— EXERCISE —
The data must be returned in full and exactly as given.

— PROVIDED ENTRIES —
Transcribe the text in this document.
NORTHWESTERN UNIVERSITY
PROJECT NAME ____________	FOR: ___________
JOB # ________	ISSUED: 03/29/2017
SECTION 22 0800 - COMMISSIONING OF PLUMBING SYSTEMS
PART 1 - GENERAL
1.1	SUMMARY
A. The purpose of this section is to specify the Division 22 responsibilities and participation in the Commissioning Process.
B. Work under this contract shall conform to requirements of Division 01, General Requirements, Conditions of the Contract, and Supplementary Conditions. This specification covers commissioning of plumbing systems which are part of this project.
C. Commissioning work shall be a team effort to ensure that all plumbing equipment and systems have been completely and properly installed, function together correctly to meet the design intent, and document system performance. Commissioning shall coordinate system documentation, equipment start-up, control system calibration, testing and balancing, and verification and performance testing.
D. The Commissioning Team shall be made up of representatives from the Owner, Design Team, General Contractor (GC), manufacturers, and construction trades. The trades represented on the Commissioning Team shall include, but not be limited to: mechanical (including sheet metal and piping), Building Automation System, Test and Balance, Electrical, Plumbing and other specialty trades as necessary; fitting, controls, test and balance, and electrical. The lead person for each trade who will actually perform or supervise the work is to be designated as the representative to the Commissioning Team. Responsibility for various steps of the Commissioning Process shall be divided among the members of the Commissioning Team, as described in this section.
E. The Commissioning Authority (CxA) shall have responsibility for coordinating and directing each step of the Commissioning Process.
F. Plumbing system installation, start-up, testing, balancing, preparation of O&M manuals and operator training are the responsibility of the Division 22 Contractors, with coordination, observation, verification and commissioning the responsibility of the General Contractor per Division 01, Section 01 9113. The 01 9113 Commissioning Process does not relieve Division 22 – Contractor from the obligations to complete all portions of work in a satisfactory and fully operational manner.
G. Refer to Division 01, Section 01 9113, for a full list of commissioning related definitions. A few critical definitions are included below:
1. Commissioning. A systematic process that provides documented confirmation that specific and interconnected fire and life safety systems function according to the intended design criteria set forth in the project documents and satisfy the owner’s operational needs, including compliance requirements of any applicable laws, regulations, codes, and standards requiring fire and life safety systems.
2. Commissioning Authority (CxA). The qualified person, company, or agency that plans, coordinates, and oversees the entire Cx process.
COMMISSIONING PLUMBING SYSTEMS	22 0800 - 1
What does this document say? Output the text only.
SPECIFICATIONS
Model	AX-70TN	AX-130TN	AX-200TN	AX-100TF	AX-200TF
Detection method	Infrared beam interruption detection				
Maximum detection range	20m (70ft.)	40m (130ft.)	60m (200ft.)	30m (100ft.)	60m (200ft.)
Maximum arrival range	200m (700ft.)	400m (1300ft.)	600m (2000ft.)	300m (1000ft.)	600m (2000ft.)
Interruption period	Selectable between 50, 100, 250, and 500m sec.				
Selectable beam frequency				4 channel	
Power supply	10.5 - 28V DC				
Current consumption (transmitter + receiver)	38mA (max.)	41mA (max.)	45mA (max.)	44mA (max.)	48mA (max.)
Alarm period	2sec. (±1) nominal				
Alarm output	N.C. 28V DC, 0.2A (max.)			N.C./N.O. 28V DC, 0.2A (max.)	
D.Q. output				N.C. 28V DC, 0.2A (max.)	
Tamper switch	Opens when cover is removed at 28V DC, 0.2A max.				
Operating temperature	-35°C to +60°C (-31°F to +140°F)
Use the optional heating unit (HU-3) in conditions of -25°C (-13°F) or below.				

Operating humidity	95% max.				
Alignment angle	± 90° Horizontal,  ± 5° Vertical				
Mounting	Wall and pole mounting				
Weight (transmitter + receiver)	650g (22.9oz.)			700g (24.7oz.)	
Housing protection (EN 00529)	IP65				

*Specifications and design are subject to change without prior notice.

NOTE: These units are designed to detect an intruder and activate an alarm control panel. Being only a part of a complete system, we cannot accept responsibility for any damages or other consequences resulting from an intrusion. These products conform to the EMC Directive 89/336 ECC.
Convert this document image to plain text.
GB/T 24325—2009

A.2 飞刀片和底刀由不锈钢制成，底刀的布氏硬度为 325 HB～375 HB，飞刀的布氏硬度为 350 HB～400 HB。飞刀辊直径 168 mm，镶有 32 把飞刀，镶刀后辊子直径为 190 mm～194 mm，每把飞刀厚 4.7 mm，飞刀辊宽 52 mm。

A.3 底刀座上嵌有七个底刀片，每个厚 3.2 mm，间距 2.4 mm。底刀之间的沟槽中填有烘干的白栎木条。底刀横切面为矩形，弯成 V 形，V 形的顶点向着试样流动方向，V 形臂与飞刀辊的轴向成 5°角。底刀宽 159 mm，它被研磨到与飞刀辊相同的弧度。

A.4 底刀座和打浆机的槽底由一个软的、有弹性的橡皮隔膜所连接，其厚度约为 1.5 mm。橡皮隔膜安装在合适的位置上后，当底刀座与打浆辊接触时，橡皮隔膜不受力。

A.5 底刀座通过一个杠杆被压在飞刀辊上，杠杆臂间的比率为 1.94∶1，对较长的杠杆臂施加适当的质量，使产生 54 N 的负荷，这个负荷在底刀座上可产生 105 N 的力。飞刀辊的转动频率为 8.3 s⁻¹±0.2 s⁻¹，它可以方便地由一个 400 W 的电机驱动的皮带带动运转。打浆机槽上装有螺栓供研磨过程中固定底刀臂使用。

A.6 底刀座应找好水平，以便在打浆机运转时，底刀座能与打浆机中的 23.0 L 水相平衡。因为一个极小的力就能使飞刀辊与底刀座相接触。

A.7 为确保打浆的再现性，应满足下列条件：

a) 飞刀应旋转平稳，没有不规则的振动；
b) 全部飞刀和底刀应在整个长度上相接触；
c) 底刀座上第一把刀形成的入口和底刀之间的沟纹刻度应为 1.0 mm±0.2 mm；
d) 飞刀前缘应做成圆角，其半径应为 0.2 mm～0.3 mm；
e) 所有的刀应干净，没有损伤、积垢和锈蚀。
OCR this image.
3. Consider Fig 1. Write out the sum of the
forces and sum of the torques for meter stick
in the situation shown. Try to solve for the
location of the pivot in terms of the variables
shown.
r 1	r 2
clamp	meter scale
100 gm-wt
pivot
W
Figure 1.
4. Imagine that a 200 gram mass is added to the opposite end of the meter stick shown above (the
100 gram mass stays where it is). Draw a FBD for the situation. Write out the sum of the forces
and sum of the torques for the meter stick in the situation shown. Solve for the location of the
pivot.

— FINISHED EXERCISE —
Transcribe the text in this document.
NORTHWESTERN UNIVERSITY
PROJECT NAME ____________	FOR: ___________
JOB # ________	ISSUED: 03/29/2017
SECTION 22 0800 - COMMISSIONING OF PLUMBING SYSTEMS
PART 1 - GENERAL
1.1	SUMMARY
A. The purpose of this section is to specify the Division 22 responsibilities and participation in the Commissioning Process.
B. Work under this contract shall conform to requirements of Division 01, General Requirements, Conditions of the Contract, and Supplementary Conditions. This specification covers commissioning of plumbing systems which are part of this project.
C. Commissioning work shall be a team effort to ensure that all plumbing equipment and systems have been completely and properly installed, function together correctly to meet the design intent, and document system performance. Commissioning shall coordinate system documentation, equipment start-up, control system calibration, testing and balancing, and verification and performance testing.
D. The Commissioning Team shall be made up of representatives from the Owner, Design Team, General Contractor (GC), manufacturers, and construction trades. The trades represented on the Commissioning Team shall include, but not be limited to: mechanical (including sheet metal and piping), Building Automation System, Test and Balance, Electrical, Plumbing and other specialty trades as necessary; fitting, controls, test and balance, and electrical. The lead person for each trade who will actually perform or supervise the work is to be designated as the representative to the Commissioning Team. Responsibility for various steps of the Commissioning Process shall be divided among the members of the Commissioning Team, as described in this section.
E. The Commissioning Authority (CxA) shall have responsibility for coordinating and directing each step of the Commissioning Process.
F. Plumbing system installation, start-up, testing, balancing, preparation of O&M manuals and operator training are the responsibility of the Division 22 Contractors, with coordination, observation, verification and commissioning the responsibility of the General Contractor per Division 01, Section 01 9113. The 01 9113 Commissioning Process does not relieve Division 22 – Contractor from the obligations to complete all portions of work in a satisfactory and fully operational manner.
G. Refer to Division 01, Section 01 9113, for a full list of commissioning related definitions. A few critical definitions are included below:
1. Commissioning. A systematic process that provides documented confirmation that specific and interconnected fire and life safety systems function according to the intended design criteria set forth in the project documents and satisfy the owner’s operational needs, including compliance requirements of any applicable laws, regulations, codes, and standards requiring fire and life safety systems.
2. Commissioning Authority (CxA). The qualified person, company, or agency that plans, coordinates, and oversees the entire Cx process.
COMMISSIONING PLUMBING SYSTEMS	22 0800 - 1
What does this document say? Output the text only.
SPECIFICATIONS
Model	AX-70TN	AX-130TN	AX-200TN	AX-100TF	AX-200TF
Detection method	Infrared beam interruption detection				
Maximum detection range	20m (70ft.)	40m (130ft.)	60m (200ft.)	30m (100ft.)	60m (200ft.)
Maximum arrival range	200m (700ft.)	400m (1300ft.)	600m (2000ft.)	300m (1000ft.)	600m (2000ft.)
Interruption period	Selectable between 50, 100, 250, and 500m sec.				
Selectable beam frequency				4 channel	
Power supply	10.5 - 28V DC				
Current consumption (transmitter + receiver)	38mA (max.)	41mA (max.)	45mA (max.)	44mA (max.)	48mA (max.)
Alarm period	2sec. (±1) nominal				
Alarm output	N.C. 28V DC, 0.2A (max.)			N.C./N.O. 28V DC, 0.2A (max.)	
D.Q. output				N.C. 28V DC, 0.2A (max.)	
Tamper switch	Opens when cover is removed at 28V DC, 0.2A max.				
Operating temperature	-35°C to +60°C (-31°F to +140°F)
Use the optional heating unit (HU-3) in conditions of -25°C (-13°F) or below.				

Operating humidity	95% max.				
Alignment angle	± 90° Horizontal,  ± 5° Vertical				
Mounting	Wall and pole mounting				
Weight (transmitter + receiver)	650g (22.9oz.)			700g (24.7oz.)	
Housing protection (EN 00529)	IP65				

*Specifications and design are subject to change without prior notice.

NOTE: These units are designed to detect an intruder and activate an alarm control panel. Being only a part of a complete system, we cannot accept responsibility for any damages or other consequences resulting from an intrusion. These products conform to the EMC Directive 89/336 ECC.
Convert this document image to plain text.
GB/T 24325—2009

A.2 飞刀片和底刀由不锈钢制成，底刀的布氏硬度为 325 HB～375 HB，飞刀的布氏硬度为 350 HB～400 HB。飞刀辊直径 168 mm，镶有 32 把飞刀，镶刀后辊子直径为 190 mm～194 mm，每把飞刀厚 4.7 mm，飞刀辊宽 52 mm。

A.3 底刀座上嵌有七个底刀片，每个厚 3.2 mm，间距 2.4 mm。底刀之间的沟槽中填有烘干的白栎木条。底刀横切面为矩形，弯成 V 形，V 形的顶点向着试样流动方向，V 形臂与飞刀辊的轴向成 5°角。底刀宽 159 mm，它被研磨到与飞刀辊相同的弧度。

A.4 底刀座和打浆机的槽底由一个软的、有弹性的橡皮隔膜所连接，其厚度约为 1.5 mm。橡皮隔膜安装在合适的位置上后，当底刀座与打浆辊接触时，橡皮隔膜不受力。

A.5 底刀座通过一个杠杆被压在飞刀辊上，杠杆臂间的比率为 1.94∶1，对较长的杠杆臂施加适当的质量，使产生 54 N 的负荷，这个负荷在底刀座上可产生 105 N 的力。飞刀辊的转动频率为 8.3 s⁻¹±0.2 s⁻¹，它可以方便地由一个 400 W 的电机驱动的皮带带动运转。打浆机槽上装有螺栓供研磨过程中固定底刀臂使用。

A.6 底刀座应找好水平，以便在打浆机运转时，底刀座能与打浆机中的 23.0 L 水相平衡。因为一个极小的力就能使飞刀辊与底刀座相接触。

A.7 为确保打浆的再现性，应满足下列条件：

a) 飞刀应旋转平稳，没有不规则的振动；
b) 全部飞刀和底刀应在整个长度上相接触；
c) 底刀座上第一把刀形成的入口和底刀之间的沟纹刻度应为 1.0 mm±0.2 mm；
d) 飞刀前缘应做成圆角，其半径应为 0.2 mm～0.3 mm；
e) 所有的刀应干净，没有损伤、积垢和锈蚀。
OCR this image.
3. Consider Fig 1. Write out the sum of the
forces and sum of the torques for meter stick
in the situation shown. Try to solve for the
location of the pivot in terms of the variables
shown.
r 1	r 2
clamp	meter scale
100 gm-wt
pivot
W
Figure 1.
4. Imagine that a 200 gram mass is added to the opposite end of the meter stick shown above (the
100 gram mass stays where it is). Draw a FBD for the situation. Write out the sum of the forces
and sum of the torques for the meter stick in the situation shown. Solve for the location of the
pivot.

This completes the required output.